WHAT THE TASK REQUIRES:
Retype precisely the section of the data that starts at the line containing "Give me the" and runs to its final line, ends included.

EXCERPTED RECORDS:
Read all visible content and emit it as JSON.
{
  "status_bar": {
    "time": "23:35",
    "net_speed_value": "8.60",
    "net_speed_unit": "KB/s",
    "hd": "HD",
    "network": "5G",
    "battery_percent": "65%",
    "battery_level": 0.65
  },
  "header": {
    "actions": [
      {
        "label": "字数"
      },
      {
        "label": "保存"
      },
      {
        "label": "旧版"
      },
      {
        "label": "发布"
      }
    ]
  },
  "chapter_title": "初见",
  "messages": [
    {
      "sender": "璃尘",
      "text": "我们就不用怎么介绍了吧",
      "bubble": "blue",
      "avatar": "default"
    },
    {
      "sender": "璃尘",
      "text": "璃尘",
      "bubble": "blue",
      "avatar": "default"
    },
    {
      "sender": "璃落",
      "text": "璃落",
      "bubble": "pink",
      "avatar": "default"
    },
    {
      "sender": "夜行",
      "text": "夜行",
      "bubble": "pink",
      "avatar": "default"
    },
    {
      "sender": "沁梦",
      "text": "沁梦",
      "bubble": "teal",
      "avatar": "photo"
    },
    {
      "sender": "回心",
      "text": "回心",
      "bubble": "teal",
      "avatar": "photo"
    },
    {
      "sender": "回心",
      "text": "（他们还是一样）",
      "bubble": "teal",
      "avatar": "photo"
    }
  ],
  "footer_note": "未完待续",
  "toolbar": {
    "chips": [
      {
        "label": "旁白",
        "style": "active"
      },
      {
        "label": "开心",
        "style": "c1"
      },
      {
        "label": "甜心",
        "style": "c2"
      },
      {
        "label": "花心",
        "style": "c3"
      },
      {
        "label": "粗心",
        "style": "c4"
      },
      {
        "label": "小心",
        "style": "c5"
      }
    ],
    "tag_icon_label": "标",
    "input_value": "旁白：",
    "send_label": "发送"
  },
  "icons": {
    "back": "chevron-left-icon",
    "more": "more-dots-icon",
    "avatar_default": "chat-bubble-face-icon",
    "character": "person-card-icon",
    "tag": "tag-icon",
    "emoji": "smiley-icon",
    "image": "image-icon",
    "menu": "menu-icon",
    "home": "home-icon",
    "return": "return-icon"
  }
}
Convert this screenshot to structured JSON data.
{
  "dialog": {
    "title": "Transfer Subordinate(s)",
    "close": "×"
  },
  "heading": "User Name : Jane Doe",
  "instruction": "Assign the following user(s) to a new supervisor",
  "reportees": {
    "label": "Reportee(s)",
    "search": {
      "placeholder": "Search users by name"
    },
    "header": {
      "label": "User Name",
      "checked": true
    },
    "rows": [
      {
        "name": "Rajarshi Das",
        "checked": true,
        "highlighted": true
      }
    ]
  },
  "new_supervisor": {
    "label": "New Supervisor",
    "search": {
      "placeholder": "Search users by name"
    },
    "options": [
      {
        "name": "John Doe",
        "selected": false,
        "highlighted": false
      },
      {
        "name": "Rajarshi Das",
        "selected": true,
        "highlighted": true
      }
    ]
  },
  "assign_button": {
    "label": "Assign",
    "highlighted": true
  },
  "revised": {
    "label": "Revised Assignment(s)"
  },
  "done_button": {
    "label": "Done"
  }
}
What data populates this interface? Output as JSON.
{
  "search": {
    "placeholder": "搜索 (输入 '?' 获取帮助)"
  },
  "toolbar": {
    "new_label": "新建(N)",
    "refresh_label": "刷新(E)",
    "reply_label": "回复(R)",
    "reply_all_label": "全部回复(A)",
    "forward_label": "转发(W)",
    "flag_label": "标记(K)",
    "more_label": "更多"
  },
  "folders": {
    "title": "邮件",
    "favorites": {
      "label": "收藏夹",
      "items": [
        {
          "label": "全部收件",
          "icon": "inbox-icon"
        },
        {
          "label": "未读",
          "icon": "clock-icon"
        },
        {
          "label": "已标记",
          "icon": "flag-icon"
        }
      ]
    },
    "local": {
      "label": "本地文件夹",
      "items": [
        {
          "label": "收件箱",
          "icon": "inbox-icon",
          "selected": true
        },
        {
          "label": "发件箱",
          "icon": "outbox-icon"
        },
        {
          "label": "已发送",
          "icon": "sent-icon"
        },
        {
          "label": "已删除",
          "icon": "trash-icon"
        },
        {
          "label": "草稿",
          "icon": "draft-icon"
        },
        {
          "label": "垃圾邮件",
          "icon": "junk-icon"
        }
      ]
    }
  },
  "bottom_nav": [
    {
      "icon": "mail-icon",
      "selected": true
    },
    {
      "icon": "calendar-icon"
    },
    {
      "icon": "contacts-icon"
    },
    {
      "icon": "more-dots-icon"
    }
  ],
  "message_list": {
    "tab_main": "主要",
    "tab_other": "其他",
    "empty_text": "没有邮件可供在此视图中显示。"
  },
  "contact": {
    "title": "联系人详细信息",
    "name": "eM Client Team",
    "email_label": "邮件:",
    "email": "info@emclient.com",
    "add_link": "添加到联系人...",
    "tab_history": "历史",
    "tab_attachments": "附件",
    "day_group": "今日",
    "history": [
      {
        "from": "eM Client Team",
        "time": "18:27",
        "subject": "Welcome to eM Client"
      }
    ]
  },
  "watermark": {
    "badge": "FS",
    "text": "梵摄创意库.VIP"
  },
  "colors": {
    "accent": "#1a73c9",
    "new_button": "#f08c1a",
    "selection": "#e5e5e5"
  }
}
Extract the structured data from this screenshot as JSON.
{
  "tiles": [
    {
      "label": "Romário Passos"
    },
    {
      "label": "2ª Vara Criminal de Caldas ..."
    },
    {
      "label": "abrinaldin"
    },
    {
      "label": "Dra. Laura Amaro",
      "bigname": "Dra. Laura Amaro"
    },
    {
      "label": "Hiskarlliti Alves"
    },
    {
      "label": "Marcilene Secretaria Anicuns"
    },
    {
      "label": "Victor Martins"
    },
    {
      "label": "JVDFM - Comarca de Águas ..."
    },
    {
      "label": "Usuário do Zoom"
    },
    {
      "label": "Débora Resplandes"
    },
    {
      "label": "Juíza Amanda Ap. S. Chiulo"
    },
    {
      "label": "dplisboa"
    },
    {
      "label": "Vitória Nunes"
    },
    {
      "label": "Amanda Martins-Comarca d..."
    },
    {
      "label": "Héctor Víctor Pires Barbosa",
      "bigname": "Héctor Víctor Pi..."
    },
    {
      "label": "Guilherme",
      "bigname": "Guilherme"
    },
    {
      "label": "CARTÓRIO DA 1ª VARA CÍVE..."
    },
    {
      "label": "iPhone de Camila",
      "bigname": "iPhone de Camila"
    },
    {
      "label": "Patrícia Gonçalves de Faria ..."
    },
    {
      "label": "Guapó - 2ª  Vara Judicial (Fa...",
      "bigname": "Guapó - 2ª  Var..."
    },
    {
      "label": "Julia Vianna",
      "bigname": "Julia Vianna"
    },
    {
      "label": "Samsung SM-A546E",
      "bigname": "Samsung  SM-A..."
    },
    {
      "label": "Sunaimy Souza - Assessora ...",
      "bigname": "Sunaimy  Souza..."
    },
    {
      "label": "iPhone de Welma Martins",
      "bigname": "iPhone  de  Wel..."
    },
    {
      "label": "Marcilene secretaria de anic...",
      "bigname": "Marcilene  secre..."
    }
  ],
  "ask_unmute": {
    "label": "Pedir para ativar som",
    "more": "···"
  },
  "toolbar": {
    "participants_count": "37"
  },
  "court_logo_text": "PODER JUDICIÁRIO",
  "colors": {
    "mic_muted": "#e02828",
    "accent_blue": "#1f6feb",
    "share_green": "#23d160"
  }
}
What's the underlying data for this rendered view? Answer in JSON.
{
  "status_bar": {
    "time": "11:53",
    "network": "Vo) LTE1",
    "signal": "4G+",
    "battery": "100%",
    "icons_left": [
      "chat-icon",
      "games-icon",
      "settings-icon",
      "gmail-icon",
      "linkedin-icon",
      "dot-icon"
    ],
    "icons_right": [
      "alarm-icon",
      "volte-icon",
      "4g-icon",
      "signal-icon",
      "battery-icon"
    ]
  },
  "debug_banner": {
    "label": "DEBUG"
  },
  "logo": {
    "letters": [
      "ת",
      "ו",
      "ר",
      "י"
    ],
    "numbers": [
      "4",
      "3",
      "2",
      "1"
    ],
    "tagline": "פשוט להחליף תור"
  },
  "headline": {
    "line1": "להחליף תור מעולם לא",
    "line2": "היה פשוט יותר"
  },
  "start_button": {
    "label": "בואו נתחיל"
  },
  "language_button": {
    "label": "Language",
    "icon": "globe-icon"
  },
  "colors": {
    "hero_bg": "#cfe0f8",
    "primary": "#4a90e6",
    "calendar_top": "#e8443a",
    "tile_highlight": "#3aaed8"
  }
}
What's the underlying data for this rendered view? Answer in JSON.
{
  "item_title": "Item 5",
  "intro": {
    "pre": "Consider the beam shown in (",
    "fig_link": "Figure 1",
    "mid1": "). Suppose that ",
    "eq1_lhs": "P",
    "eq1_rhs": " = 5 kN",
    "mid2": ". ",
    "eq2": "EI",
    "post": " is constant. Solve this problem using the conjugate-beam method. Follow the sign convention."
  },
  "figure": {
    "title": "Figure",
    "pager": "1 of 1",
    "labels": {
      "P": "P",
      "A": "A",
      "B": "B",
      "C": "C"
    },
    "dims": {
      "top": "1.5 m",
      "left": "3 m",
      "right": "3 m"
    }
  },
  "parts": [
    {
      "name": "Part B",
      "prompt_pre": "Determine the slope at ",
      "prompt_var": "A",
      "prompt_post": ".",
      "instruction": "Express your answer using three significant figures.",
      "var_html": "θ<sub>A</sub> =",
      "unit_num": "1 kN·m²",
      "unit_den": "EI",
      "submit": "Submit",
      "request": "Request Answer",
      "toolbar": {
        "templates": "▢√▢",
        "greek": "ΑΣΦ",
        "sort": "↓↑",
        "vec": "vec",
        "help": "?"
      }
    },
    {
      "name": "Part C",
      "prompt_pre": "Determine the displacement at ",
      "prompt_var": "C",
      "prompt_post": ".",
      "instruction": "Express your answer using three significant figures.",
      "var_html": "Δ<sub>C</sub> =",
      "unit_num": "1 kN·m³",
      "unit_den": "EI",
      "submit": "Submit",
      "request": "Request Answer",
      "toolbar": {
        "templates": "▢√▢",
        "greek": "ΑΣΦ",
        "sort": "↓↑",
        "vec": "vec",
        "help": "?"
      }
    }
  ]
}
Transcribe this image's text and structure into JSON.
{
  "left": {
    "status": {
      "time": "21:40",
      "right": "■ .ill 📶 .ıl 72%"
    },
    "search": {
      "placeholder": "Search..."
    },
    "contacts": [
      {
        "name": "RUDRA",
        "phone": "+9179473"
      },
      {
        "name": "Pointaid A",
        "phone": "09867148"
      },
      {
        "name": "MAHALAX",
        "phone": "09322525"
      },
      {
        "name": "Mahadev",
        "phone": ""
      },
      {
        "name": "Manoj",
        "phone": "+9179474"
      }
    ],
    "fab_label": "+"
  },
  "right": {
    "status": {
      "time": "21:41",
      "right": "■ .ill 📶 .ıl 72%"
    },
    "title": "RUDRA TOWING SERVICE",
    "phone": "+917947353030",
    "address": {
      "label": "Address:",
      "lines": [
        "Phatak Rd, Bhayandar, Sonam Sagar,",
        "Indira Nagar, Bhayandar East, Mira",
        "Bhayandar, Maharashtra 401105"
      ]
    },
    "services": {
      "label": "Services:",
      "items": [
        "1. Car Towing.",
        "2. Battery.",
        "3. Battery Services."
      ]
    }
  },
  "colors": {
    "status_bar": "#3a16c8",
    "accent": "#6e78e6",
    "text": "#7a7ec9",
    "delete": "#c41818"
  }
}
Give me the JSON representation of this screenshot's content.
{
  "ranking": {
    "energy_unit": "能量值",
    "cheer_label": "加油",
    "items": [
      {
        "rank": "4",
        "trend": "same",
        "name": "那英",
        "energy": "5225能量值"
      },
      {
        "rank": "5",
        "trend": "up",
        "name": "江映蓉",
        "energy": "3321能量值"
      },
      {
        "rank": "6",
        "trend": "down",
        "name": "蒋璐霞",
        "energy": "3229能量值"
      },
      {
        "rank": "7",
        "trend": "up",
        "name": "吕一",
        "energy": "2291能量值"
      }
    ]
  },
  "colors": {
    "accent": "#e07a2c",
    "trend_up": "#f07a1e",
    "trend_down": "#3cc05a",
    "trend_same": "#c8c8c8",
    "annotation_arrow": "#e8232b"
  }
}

RESPONSE TO THE TASK:
Give me the JSON representation of this screenshot's content.
{
  "ranking": {
    "energy_unit": "能量值",
    "cheer_label": "加油",
    "items": [
      {
        "rank": "4",
        "trend": "same",
        "name": "那英",
        "energy": "5225能量值"
      },
      {
        "rank": "5",
        "trend": "up",
        "name": "江映蓉",
        "energy": "3321能量值"
      },
      {
        "rank": "6",
        "trend": "down",
        "name": "蒋璐霞",
        "energy": "3229能量值"
      },
      {
        "rank": "7",
        "trend": "up",
        "name": "吕一",
        "energy": "2291能量值"
      }
    ]
  },
  "colors": {
    "accent": "#e07a2c",
    "trend_up": "#f07a1e",
    "trend_down": "#3cc05a",
    "trend_same": "#c8c8c8",
    "annotation_arrow": "#e8232b"
  }
}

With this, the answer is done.